_RECORD EXCERPTS_.
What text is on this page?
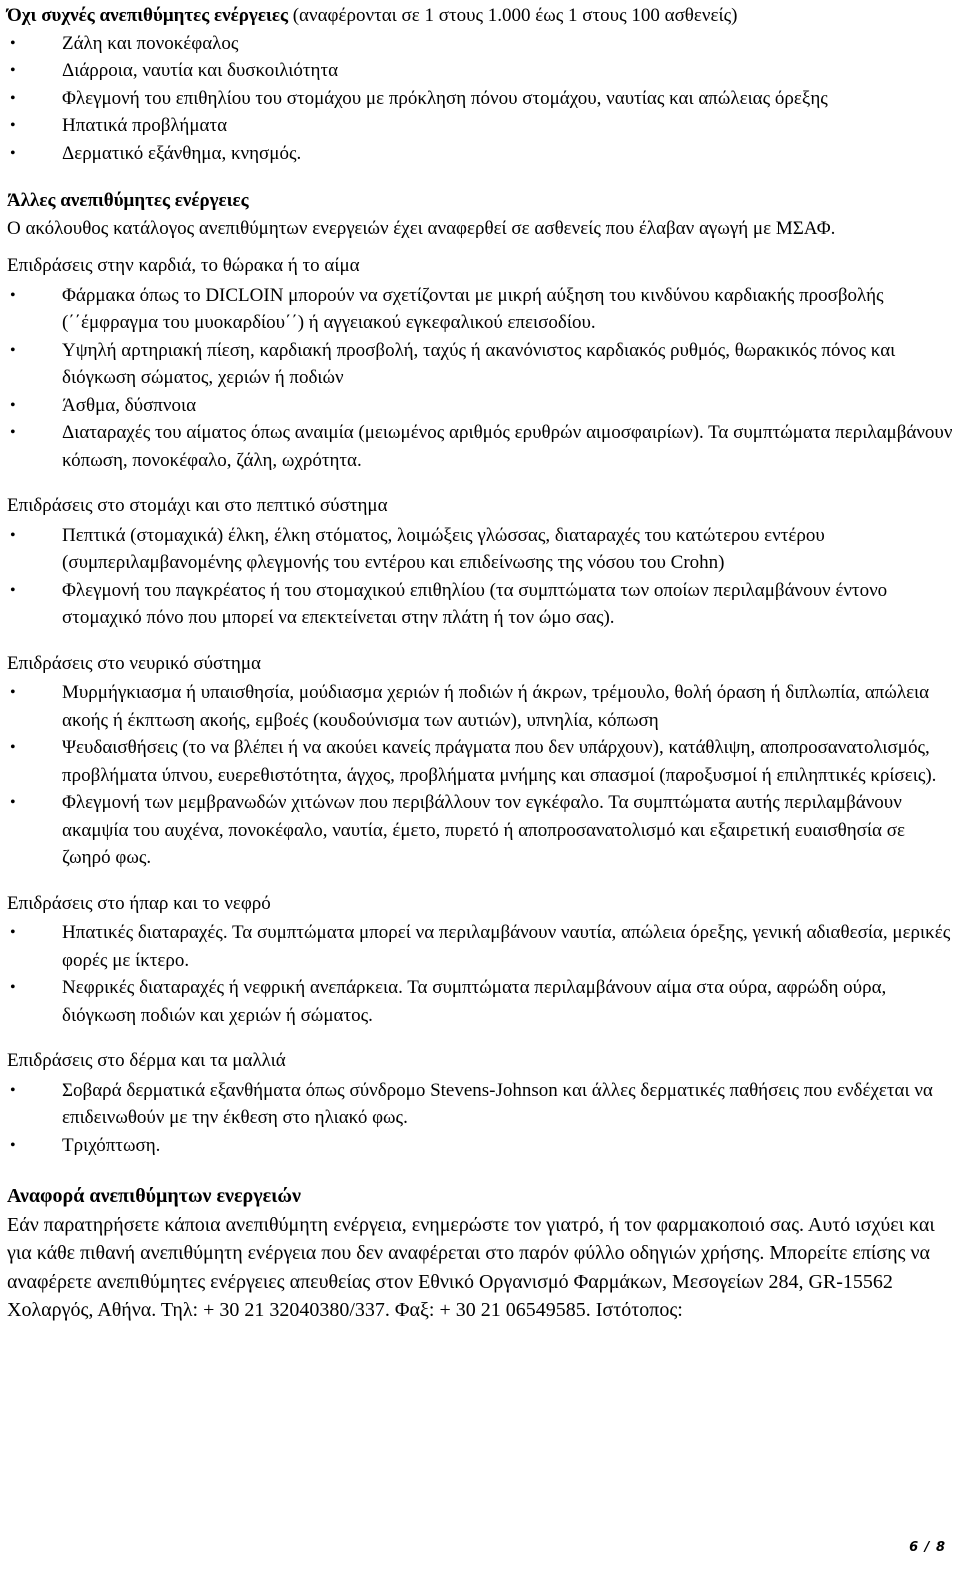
Όχι συχνές ανεπιθύμητες ενέργειες (αναφέρονται σε 1 στους 1.000 έως 1 στους 100 ασθενείς)

• Ζάλη και πονοκέφαλος
• Διάρροια, ναυτία και δυσκοιλιότητα
• Φλεγμονή του επιθηλίου του στομάχου με πρόκληση πόνου στομάχου, ναυτίας και απώλειας όρεξης
• Ηπατικά προβλήματα
• Δερματικό εξάνθημα, κνησμός.

Άλλες ανεπιθύμητες ενέργειες

Ο ακόλουθος κατάλογος ανεπιθύμητων ενεργειών έχει αναφερθεί σε ασθενείς που έλαβαν αγωγή με ΜΣΑΦ.

Επιδράσεις στην καρδιά, το θώρακα ή το αίμα

• Φάρμακα όπως το DICLOIN μπορούν να σχετίζονται με μικρή αύξηση του κινδύνου καρδιακής προσβολής (΄΄έμφραγμα του μυοκαρδίου΄΄) ή αγγειακού εγκεφαλικού επεισοδίου.
• Υψηλή αρτηριακή πίεση, καρδιακή προσβολή, ταχύς ή ακανόνιστος καρδιακός ρυθμός, θωρακικός πόνος και διόγκωση σώματος, χεριών ή ποδιών
• Άσθμα, δύσπνοια
• Διαταραχές του αίματος όπως αναιμία (μειωμένος αριθμός ερυθρών αιμοσφαιρίων). Τα συμπτώματα περιλαμβάνουν κόπωση, πονοκέφαλο, ζάλη, ωχρότητα.

Επιδράσεις στο στομάχι και στο πεπτικό σύστημα

• Πεπτικά (στομαχικά) έλκη, έλκη στόματος, λοιμώξεις γλώσσας, διαταραχές του κατώτερου εντέρου (συμπεριλαμβανομένης φλεγμονής του εντέρου και επιδείνωσης της νόσου του Crohn)
• Φλεγμονή του παγκρέατος ή του στομαχικού επιθηλίου (τα συμπτώματα των οποίων περιλαμβάνουν έντονο στομαχικό πόνο που μπορεί να επεκτείνεται στην πλάτη ή τον ώμο σας).

Επιδράσεις στο νευρικό σύστημα

• Μυρμήγκιασμα ή υπαισθησία, μούδιασμα χεριών ή ποδιών ή άκρων, τρέμουλο, θολή όραση ή διπλωπία, απώλεια ακοής ή έκπτωση ακοής, εμβοές (κουδούνισμα των αυτιών), υπνηλία, κόπωση
• Ψευδαισθήσεις (το να βλέπει ή να ακούει κανείς πράγματα που δεν υπάρχουν), κατάθλιψη, αποπροσανατολισμός, προβλήματα ύπνου, ευερεθιστότητα, άγχος, προβλήματα μνήμης και σπασμοί (παροξυσμοί ή επιληπτικές κρίσεις).
• Φλεγμονή των μεμβρανωδών χιτώνων που περιβάλλουν τον εγκέφαλο. Τα συμπτώματα αυτής περιλαμβάνουν ακαμψία του αυχένα, πονοκέφαλο, ναυτία, έμετο, πυρετό ή αποπροσανατολισμό και εξαιρετική ευαισθησία σε ζωηρό φως.

Επιδράσεις στο ήπαρ και το νεφρό

• Ηπατικές διαταραχές. Τα συμπτώματα μπορεί να περιλαμβάνουν ναυτία, απώλεια όρεξης, γενική αδιαθεσία, μερικές φορές με ίκτερο.
• Νεφρικές διαταραχές ή νεφρική ανεπάρκεια. Τα συμπτώματα περιλαμβάνουν αίμα στα ούρα, αφρώδη ούρα, διόγκωση ποδιών και χεριών ή σώματος.

Επιδράσεις στο δέρμα και τα μαλλιά

• Σοβαρά δερματικά εξανθήματα όπως σύνδρομο Stevens-Johnson και άλλες δερματικές παθήσεις που ενδέχεται να επιδεινωθούν με την έκθεση στο ηλιακό φως.
• Τριχόπτωση.

Αναφορά ανεπιθύμητων ενεργειών

Εάν παρατηρήσετε κάποια ανεπιθύμητη ενέργεια, ενημερώστε τον γιατρό, ή τον φαρμακοποιό σας. Αυτό ισχύει και για κάθε πιθανή ανεπιθύμητη ενέργεια που δεν αναφέρεται στο παρόν φύλλο οδηγιών χρήσης. Μπορείτε επίσης να αναφέρετε ανεπιθύμητες ενέργειες απευθείας στον Εθνικό Οργανισμό Φαρμάκων, Μεσογείων 284, GR-15562 Χολαργός, Αθήνα. Τηλ: + 30 21 32040380/337. Φαξ: + 30 21 06549585. Ιστότοπος:

6 / 8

_WHAT THE TASK ASKS_. Pull out all lines containing the word "περιλαμβάνουν" from the entries above.

_WRITTEN REPLY_.
• Διαταραχές του αίματος όπως αναιμία (μειωμένος αριθμός ερυθρών αιμοσφαιρίων). Τα συμπτώματα περιλαμβάνουν κόπωση, πονοκέφαλο, ζάλη, ωχρότητα.
• Φλεγμονή του παγκρέατος ή του στομαχικού επιθηλίου (τα συμπτώματα των οποίων περιλαμβάνουν έντονο στομαχικό πόνο που μπορεί να επεκτείνεται στην πλάτη ή τον ώμο σας).
• Φλεγμονή των μεμβρανωδών χιτώνων που περιβάλλουν τον εγκέφαλο. Τα συμπτώματα αυτής περιλαμβάνουν ακαμψία του αυχένα, πονοκέφαλο, ναυτία, έμετο, πυρετό ή αποπροσανατολισμό και εξαιρετική ευαισθησία σε ζωηρό φως.
• Ηπατικές διαταραχές. Τα συμπτώματα μπορεί να περιλαμβάνουν ναυτία, απώλεια όρεξης, γενική αδιαθεσία, μερικές φορές με ίκτερο.
• Νεφρικές διαταραχές ή νεφρική ανεπάρκεια. Τα συμπτώματα περιλαμβάνουν αίμα στα ούρα, αφρώδη ούρα, διόγκωση ποδιών και χεριών ή σώματος.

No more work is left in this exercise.